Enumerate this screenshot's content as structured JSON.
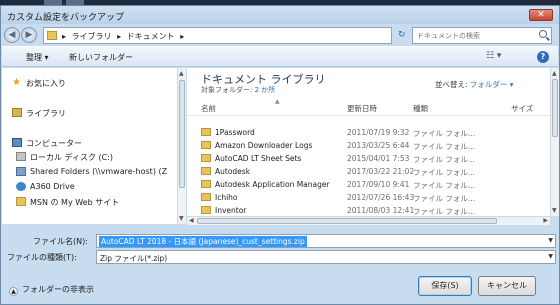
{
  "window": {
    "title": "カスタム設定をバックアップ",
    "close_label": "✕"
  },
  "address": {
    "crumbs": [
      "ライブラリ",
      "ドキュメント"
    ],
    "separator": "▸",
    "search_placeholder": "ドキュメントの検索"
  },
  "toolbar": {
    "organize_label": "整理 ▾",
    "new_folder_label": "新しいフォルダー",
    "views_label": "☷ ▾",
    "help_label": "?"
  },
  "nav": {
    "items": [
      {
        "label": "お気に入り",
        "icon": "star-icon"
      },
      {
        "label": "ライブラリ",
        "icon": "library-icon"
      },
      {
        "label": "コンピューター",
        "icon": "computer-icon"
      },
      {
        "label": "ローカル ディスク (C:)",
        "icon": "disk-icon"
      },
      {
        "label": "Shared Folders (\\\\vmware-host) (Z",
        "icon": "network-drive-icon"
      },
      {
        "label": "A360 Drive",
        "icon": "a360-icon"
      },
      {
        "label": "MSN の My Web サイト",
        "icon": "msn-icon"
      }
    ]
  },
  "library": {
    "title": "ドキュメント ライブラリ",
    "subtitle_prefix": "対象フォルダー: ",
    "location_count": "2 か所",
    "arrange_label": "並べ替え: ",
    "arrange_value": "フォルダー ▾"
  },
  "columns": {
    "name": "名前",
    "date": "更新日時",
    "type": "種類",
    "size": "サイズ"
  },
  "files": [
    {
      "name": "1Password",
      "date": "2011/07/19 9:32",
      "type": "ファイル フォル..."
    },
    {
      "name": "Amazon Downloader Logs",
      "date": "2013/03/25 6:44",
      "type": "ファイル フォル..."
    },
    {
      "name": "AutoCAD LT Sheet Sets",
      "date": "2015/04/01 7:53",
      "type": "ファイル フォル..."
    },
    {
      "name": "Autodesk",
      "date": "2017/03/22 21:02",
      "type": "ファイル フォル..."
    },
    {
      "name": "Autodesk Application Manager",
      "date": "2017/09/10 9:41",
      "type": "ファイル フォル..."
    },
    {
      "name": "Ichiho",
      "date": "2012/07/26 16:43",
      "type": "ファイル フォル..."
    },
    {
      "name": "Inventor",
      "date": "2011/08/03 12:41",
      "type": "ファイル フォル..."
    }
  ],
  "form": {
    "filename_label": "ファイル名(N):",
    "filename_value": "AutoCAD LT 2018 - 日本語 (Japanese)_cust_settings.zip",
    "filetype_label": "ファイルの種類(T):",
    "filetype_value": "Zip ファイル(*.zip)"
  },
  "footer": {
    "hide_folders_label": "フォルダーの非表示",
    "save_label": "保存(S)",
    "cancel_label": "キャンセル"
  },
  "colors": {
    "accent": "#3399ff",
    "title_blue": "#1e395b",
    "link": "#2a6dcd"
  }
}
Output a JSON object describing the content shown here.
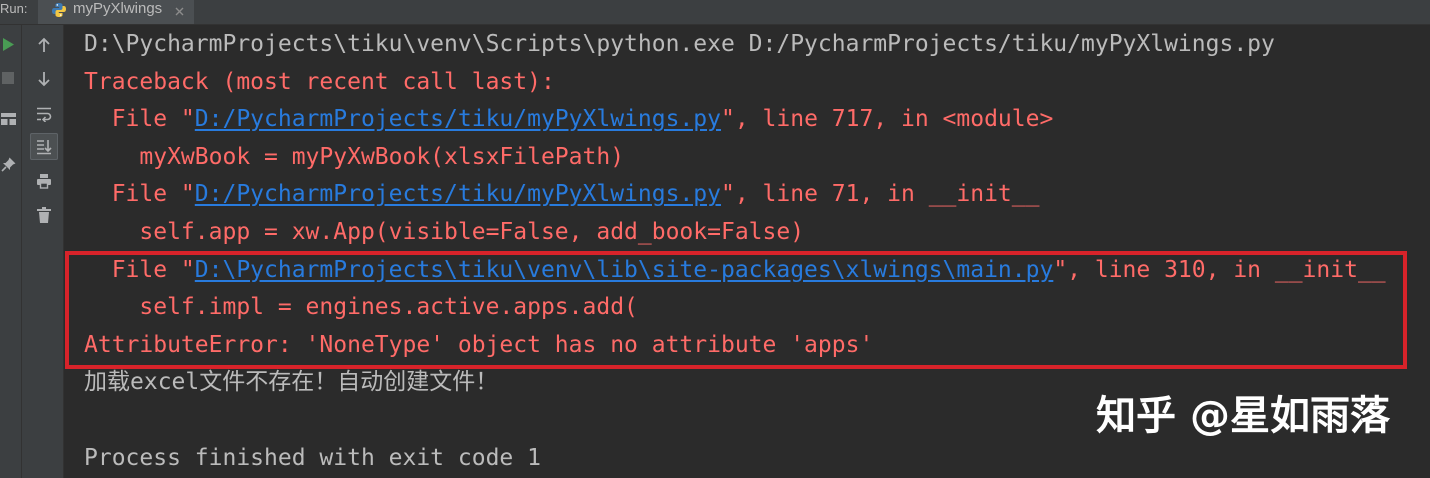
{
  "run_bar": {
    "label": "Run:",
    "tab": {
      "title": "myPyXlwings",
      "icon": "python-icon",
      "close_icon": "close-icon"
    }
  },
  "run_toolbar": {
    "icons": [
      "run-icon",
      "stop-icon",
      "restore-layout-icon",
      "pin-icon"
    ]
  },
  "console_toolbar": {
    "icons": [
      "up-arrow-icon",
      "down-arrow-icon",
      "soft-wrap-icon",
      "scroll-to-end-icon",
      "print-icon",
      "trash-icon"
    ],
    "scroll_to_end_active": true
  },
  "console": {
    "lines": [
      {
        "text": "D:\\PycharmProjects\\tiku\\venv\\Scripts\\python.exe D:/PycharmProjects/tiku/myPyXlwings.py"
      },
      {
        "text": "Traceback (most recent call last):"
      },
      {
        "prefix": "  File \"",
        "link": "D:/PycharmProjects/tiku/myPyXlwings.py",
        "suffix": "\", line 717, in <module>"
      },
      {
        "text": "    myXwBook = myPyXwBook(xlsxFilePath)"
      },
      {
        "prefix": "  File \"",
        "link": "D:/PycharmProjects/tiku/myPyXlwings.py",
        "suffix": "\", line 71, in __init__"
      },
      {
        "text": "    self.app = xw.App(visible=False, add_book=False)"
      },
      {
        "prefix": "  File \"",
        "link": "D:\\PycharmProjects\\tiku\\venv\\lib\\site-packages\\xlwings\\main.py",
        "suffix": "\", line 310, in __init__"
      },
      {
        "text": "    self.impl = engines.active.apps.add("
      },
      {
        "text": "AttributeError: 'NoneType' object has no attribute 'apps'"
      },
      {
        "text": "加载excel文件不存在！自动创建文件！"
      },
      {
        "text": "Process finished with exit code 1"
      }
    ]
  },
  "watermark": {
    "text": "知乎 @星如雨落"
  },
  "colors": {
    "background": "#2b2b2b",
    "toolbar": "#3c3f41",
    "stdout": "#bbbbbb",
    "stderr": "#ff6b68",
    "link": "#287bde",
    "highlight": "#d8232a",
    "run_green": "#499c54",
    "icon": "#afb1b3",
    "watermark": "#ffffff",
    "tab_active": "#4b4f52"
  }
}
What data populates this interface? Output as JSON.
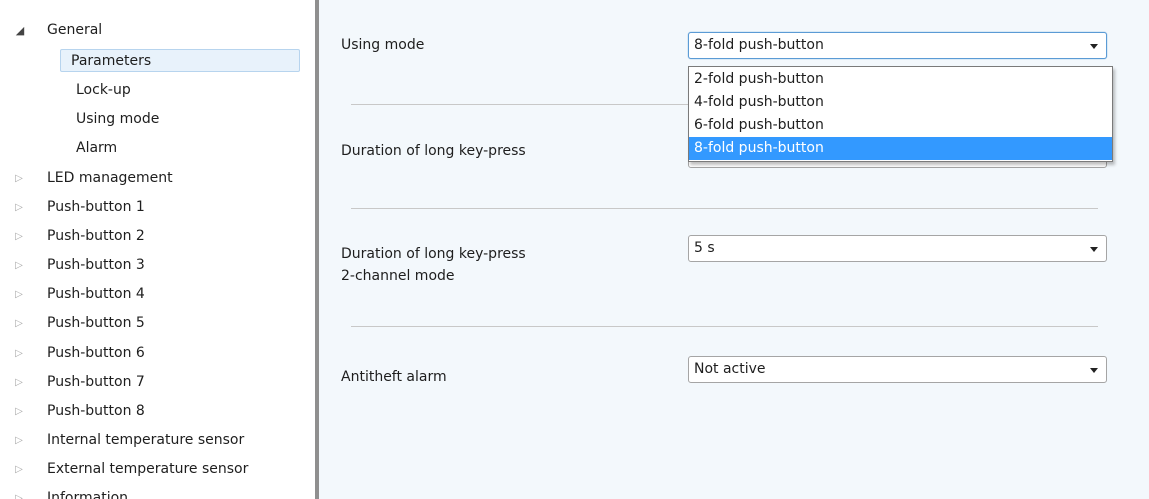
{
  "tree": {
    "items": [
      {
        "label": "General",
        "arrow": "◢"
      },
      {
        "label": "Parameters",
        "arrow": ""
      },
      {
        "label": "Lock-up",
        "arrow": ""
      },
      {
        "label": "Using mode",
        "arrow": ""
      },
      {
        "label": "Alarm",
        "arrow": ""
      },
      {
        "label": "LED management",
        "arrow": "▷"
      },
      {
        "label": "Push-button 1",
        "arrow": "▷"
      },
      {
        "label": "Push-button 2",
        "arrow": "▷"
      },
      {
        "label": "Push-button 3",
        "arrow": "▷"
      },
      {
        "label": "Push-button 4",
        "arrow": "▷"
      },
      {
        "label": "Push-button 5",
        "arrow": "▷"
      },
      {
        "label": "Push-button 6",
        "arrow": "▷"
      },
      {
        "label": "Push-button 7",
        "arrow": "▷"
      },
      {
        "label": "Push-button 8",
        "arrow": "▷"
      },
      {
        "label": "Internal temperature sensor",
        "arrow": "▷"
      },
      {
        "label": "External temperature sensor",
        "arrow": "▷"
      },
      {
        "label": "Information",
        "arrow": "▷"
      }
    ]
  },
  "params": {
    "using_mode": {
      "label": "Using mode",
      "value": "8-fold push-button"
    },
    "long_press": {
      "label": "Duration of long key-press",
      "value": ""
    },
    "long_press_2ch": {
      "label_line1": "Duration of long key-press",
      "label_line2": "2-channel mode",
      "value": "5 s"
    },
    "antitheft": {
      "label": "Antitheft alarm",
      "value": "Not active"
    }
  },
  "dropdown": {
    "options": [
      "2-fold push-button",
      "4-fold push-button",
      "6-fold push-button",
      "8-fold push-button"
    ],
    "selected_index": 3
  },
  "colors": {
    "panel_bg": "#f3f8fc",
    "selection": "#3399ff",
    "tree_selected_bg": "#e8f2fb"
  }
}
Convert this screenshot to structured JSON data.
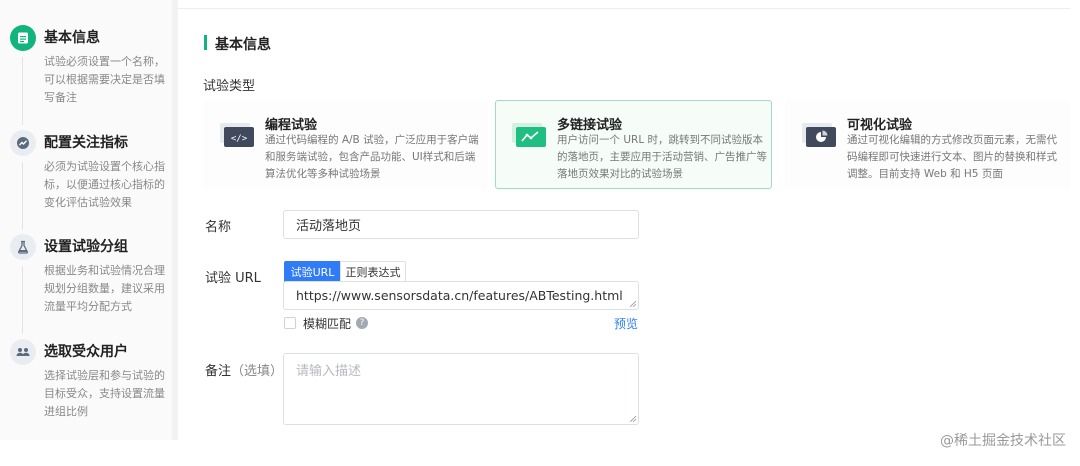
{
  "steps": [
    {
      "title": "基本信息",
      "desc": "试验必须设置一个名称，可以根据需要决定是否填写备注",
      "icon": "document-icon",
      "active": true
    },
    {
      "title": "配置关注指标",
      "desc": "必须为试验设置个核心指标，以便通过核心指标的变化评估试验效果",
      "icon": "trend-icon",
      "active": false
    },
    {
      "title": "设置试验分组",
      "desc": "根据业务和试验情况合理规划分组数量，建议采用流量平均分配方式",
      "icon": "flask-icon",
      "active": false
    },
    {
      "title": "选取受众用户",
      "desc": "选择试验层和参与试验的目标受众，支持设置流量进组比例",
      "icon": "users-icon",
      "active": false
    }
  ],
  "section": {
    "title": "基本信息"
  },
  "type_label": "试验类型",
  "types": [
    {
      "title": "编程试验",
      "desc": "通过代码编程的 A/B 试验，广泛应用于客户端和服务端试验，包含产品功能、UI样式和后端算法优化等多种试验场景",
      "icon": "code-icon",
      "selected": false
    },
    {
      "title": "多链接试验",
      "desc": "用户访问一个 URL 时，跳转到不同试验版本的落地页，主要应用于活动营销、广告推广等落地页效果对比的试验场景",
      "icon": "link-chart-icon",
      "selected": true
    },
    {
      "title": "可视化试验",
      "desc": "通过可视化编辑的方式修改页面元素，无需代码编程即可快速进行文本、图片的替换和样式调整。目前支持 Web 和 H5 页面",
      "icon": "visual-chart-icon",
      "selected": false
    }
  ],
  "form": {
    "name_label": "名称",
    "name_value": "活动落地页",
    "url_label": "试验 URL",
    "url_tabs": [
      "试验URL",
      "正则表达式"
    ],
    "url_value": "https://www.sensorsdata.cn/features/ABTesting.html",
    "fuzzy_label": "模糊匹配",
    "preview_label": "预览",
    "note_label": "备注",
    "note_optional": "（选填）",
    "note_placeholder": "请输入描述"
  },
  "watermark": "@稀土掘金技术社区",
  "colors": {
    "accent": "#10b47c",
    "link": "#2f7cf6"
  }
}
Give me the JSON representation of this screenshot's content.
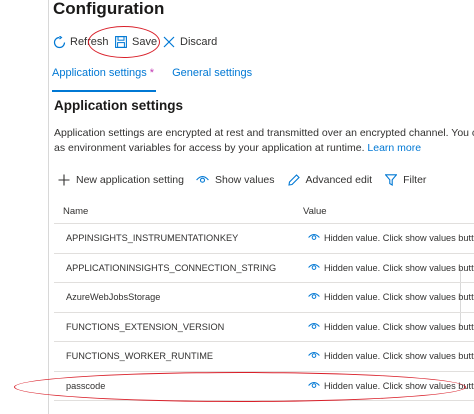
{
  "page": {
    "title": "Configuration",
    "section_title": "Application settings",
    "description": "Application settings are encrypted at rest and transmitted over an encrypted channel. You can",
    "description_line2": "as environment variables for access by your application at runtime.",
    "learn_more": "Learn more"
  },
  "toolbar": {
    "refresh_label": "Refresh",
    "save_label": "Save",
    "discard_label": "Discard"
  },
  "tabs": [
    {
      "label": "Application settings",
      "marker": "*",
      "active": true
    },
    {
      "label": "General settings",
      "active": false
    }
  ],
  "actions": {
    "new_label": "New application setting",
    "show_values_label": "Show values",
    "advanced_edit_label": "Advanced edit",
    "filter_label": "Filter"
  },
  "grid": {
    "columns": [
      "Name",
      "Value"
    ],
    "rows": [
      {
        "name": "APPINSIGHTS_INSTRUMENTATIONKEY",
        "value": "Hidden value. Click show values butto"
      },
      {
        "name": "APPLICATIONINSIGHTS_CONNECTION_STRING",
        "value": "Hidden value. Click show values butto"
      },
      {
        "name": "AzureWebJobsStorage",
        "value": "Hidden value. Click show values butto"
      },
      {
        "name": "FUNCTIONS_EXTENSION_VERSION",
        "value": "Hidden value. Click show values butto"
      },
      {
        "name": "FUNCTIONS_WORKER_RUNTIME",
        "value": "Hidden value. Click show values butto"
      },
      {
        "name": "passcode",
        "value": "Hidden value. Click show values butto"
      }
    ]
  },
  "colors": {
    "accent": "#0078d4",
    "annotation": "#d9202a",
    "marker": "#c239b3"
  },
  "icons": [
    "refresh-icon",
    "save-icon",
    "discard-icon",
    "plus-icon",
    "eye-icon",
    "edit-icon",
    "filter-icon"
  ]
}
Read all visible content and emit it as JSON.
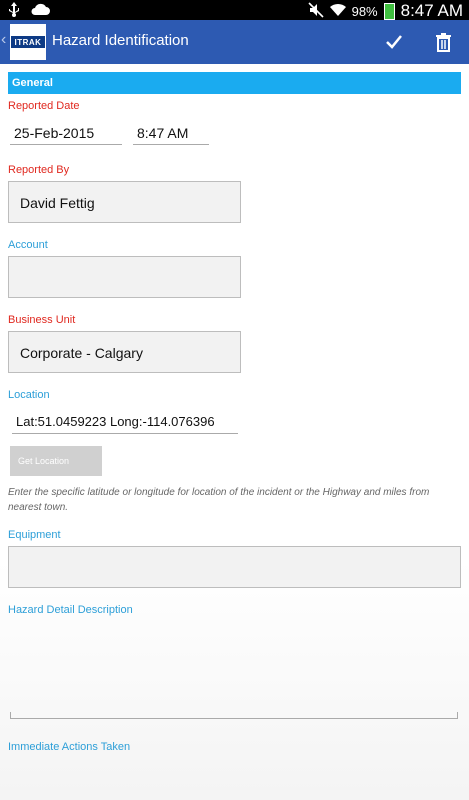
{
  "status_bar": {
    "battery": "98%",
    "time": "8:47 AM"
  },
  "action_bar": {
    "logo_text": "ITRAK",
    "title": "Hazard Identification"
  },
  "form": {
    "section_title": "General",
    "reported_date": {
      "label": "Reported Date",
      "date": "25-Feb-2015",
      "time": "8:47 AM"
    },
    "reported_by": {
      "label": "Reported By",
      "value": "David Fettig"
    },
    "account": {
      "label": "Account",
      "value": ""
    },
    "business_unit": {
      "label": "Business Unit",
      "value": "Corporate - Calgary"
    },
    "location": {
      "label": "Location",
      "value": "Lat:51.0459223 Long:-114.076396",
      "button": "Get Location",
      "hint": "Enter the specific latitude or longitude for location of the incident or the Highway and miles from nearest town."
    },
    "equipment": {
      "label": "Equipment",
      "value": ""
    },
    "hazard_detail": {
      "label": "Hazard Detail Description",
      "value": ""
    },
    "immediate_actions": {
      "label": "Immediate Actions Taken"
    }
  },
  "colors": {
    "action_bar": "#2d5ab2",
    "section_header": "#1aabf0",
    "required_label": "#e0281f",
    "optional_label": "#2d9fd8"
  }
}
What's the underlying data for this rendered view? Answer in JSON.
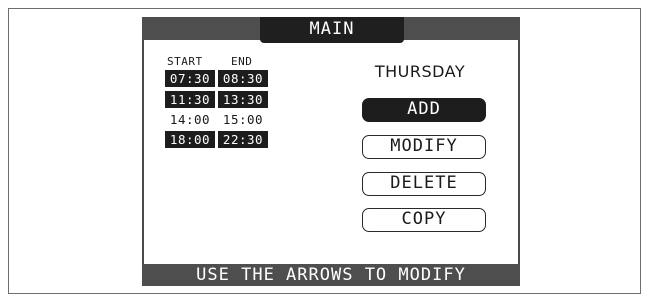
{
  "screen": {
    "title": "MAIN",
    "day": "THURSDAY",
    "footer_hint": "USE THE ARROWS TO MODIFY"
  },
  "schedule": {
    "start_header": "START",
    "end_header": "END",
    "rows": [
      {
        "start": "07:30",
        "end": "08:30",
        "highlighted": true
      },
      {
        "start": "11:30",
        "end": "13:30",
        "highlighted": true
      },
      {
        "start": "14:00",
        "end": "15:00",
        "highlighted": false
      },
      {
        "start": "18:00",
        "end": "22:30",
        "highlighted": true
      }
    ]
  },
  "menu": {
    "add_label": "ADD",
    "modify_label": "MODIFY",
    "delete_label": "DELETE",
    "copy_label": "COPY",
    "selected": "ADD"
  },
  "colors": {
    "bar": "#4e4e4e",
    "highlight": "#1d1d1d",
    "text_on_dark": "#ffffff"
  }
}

:::

Copy each line of the data that contains the word "Duration".

Solution to the problem:
      "label": "Duration of long key-press",
      "label_line1": "Duration of long key-press",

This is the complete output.